#### [Task to carry out]
All of the listing below must be repeated word for word. Pictures are the only thing to omit.

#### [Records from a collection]

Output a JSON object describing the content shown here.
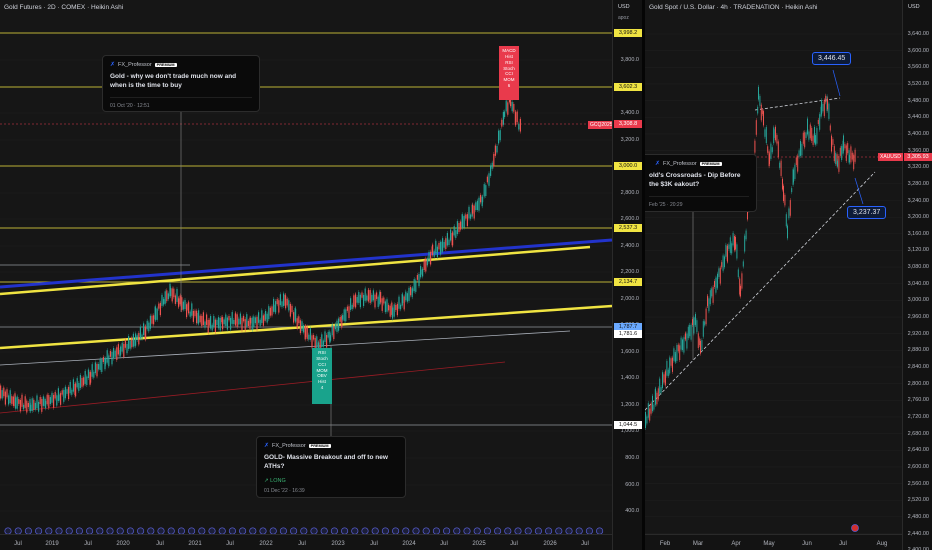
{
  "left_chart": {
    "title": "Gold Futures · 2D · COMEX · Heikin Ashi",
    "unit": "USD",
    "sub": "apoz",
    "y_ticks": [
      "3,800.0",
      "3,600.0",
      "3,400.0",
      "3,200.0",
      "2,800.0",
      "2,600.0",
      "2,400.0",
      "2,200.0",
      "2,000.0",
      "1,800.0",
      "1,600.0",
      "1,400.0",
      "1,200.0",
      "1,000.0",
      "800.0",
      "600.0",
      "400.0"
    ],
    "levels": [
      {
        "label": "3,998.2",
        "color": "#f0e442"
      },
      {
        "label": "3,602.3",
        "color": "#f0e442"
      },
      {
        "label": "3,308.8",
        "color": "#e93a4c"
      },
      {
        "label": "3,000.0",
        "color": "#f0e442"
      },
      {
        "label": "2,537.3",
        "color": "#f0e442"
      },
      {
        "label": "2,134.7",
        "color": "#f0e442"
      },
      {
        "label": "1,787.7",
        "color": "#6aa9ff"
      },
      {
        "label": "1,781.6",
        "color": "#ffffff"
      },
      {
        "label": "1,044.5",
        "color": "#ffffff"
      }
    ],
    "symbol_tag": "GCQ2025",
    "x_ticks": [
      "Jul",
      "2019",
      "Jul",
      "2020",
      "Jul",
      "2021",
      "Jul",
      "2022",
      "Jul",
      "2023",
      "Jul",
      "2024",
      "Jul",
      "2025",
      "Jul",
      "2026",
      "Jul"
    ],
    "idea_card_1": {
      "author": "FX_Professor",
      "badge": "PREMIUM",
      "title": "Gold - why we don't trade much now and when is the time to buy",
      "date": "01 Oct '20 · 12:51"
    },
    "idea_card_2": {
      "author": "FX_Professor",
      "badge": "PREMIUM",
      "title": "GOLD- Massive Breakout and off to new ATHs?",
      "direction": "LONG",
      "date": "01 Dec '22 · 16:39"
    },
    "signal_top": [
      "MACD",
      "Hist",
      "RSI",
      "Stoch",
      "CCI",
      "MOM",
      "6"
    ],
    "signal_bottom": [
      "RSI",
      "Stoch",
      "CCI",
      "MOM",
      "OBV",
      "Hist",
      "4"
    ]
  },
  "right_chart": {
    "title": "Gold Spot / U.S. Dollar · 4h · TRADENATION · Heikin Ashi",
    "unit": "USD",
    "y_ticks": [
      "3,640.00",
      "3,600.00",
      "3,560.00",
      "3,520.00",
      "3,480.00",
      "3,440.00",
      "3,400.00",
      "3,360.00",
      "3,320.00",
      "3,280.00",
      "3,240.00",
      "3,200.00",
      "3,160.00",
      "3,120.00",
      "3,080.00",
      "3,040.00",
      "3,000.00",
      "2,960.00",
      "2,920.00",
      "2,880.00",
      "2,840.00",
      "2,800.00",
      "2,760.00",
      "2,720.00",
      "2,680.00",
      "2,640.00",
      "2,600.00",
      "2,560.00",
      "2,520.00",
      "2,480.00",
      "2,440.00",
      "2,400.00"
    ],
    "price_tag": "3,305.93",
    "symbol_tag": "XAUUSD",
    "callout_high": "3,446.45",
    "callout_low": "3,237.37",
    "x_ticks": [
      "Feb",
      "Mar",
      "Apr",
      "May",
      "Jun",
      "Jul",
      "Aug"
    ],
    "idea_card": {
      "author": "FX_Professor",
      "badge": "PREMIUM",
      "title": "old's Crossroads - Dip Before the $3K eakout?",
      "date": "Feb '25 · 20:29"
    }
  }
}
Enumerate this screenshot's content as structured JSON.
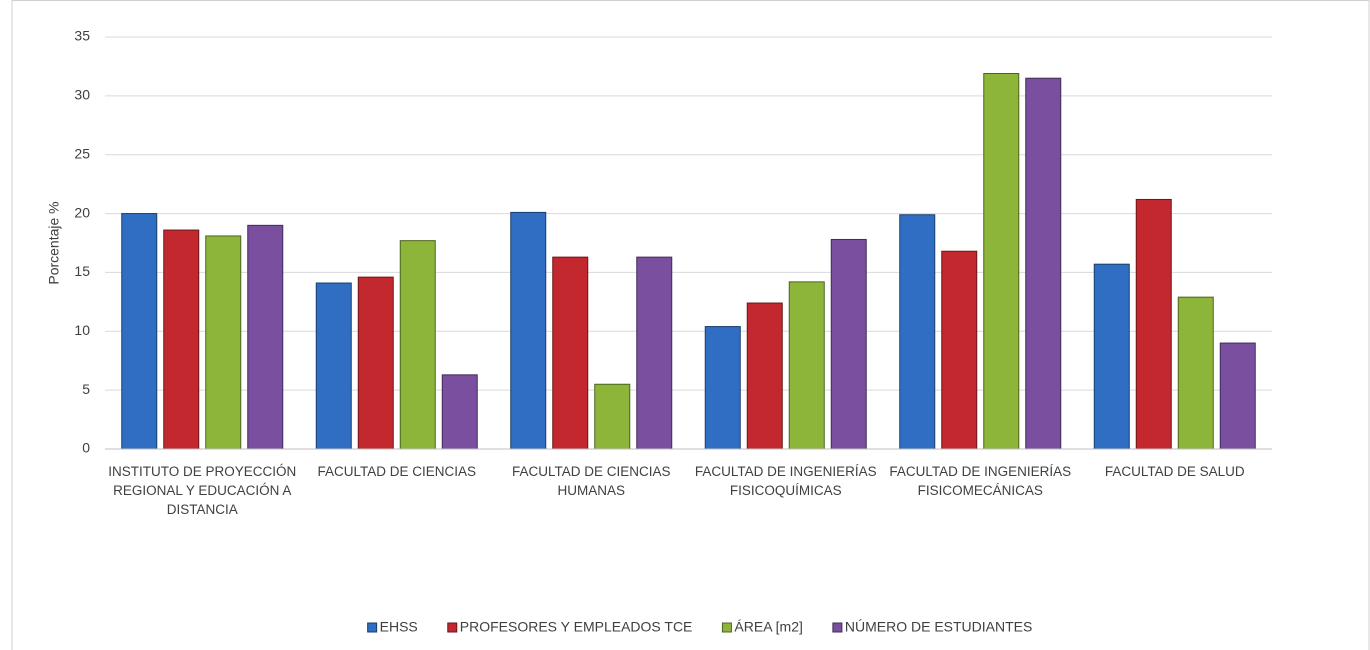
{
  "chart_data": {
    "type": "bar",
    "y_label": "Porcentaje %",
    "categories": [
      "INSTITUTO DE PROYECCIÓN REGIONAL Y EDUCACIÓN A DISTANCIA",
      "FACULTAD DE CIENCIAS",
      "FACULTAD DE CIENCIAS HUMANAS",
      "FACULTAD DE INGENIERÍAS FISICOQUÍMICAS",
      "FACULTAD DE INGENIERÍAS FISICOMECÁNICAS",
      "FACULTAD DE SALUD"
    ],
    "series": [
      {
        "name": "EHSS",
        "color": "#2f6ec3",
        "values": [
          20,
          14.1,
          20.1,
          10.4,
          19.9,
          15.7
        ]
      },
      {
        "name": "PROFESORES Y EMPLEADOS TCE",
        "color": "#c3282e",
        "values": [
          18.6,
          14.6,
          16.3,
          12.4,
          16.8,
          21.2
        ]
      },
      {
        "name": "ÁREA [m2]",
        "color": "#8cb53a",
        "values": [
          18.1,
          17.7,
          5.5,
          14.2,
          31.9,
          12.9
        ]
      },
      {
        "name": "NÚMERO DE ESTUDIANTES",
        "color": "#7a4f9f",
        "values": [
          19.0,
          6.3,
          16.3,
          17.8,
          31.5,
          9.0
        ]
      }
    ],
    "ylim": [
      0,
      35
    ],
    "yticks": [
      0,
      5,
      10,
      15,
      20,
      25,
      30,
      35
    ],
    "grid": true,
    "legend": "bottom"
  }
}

#### [Result of this exercise]
Output a JSON object describing the content shown here.
{
  "left_chart": {
    "title": "Gold Futures · 2D · COMEX · Heikin Ashi",
    "unit": "USD",
    "sub": "apoz",
    "y_ticks": [
      "3,800.0",
      "3,600.0",
      "3,400.0",
      "3,200.0",
      "2,800.0",
      "2,600.0",
      "2,400.0",
      "2,200.0",
      "2,000.0",
      "1,800.0",
      "1,600.0",
      "1,400.0",
      "1,200.0",
      "1,000.0",
      "800.0",
      "600.0",
      "400.0"
    ],
    "levels": [
      {
        "label": "3,998.2",
        "color": "#f0e442"
      },
      {
        "label": "3,602.3",
        "color": "#f0e442"
      },
      {
        "label": "3,308.8",
        "color": "#e93a4c"
      },
      {
        "label": "3,000.0",
        "color": "#f0e442"
      },
      {
        "label": "2,537.3",
        "color": "#f0e442"
      },
      {
        "label": "2,134.7",
        "color": "#f0e442"
      },
      {
        "label": "1,787.7",
        "color": "#6aa9ff"
      },
      {
        "label": "1,781.6",
        "color": "#ffffff"
      },
      {
        "label": "1,044.5",
        "color": "#ffffff"
      }
    ],
    "symbol_tag": "GCQ2025",
    "x_ticks": [
      "Jul",
      "2019",
      "Jul",
      "2020",
      "Jul",
      "2021",
      "Jul",
      "2022",
      "Jul",
      "2023",
      "Jul",
      "2024",
      "Jul",
      "2025",
      "Jul",
      "2026",
      "Jul"
    ],
    "idea_card_1": {
      "author": "FX_Professor",
      "badge": "PREMIUM",
      "title": "Gold - why we don't trade much now and when is the time to buy",
      "date": "01 Oct '20 · 12:51"
    },
    "idea_card_2": {
      "author": "FX_Professor",
      "badge": "PREMIUM",
      "title": "GOLD- Massive Breakout and off to new ATHs?",
      "direction": "LONG",
      "date": "01 Dec '22 · 16:39"
    },
    "signal_top": [
      "MACD",
      "Hist",
      "RSI",
      "Stoch",
      "CCI",
      "MOM",
      "6"
    ],
    "signal_bottom": [
      "RSI",
      "Stoch",
      "CCI",
      "MOM",
      "OBV",
      "Hist",
      "4"
    ]
  },
  "right_chart": {
    "title": "Gold Spot / U.S. Dollar · 4h · TRADENATION · Heikin Ashi",
    "unit": "USD",
    "y_ticks": [
      "3,640.00",
      "3,600.00",
      "3,560.00",
      "3,520.00",
      "3,480.00",
      "3,440.00",
      "3,400.00",
      "3,360.00",
      "3,320.00",
      "3,280.00",
      "3,240.00",
      "3,200.00",
      "3,160.00",
      "3,120.00",
      "3,080.00",
      "3,040.00",
      "3,000.00",
      "2,960.00",
      "2,920.00",
      "2,880.00",
      "2,840.00",
      "2,800.00",
      "2,760.00",
      "2,720.00",
      "2,680.00",
      "2,640.00",
      "2,600.00",
      "2,560.00",
      "2,520.00",
      "2,480.00",
      "2,440.00",
      "2,400.00"
    ],
    "price_tag": "3,305.93",
    "symbol_tag": "XAUUSD",
    "callout_high": "3,446.45",
    "callout_low": "3,237.37",
    "x_ticks": [
      "Feb",
      "Mar",
      "Apr",
      "May",
      "Jun",
      "Jul",
      "Aug"
    ],
    "idea_card": {
      "author": "FX_Professor",
      "badge": "PREMIUM",
      "title": "old's Crossroads - Dip Before the $3K eakout?",
      "date": "Feb '25 · 20:29"
    }
  }
}
Enumerate this screenshot's content as structured JSON.
{
  "chart_data": {
    "type": "bar",
    "y_label": "Porcentaje %",
    "categories": [
      "INSTITUTO DE PROYECCIÓN REGIONAL Y EDUCACIÓN A DISTANCIA",
      "FACULTAD DE CIENCIAS",
      "FACULTAD DE CIENCIAS HUMANAS",
      "FACULTAD DE INGENIERÍAS FISICOQUÍMICAS",
      "FACULTAD DE INGENIERÍAS FISICOMECÁNICAS",
      "FACULTAD DE SALUD"
    ],
    "series": [
      {
        "name": "EHSS",
        "color": "#2f6ec3",
        "values": [
          20,
          14.1,
          20.1,
          10.4,
          19.9,
          15.7
        ]
      },
      {
        "name": "PROFESORES Y EMPLEADOS TCE",
        "color": "#c3282e",
        "values": [
          18.6,
          14.6,
          16.3,
          12.4,
          16.8,
          21.2
        ]
      },
      {
        "name": "ÁREA [m2]",
        "color": "#8cb53a",
        "values": [
          18.1,
          17.7,
          5.5,
          14.2,
          31.9,
          12.9
        ]
      },
      {
        "name": "NÚMERO DE ESTUDIANTES",
        "color": "#7a4f9f",
        "values": [
          19.0,
          6.3,
          16.3,
          17.8,
          31.5,
          9.0
        ]
      }
    ],
    "ylim": [
      0,
      35
    ],
    "yticks": [
      0,
      5,
      10,
      15,
      20,
      25,
      30,
      35
    ],
    "grid": true,
    "legend": "bottom"
  }
}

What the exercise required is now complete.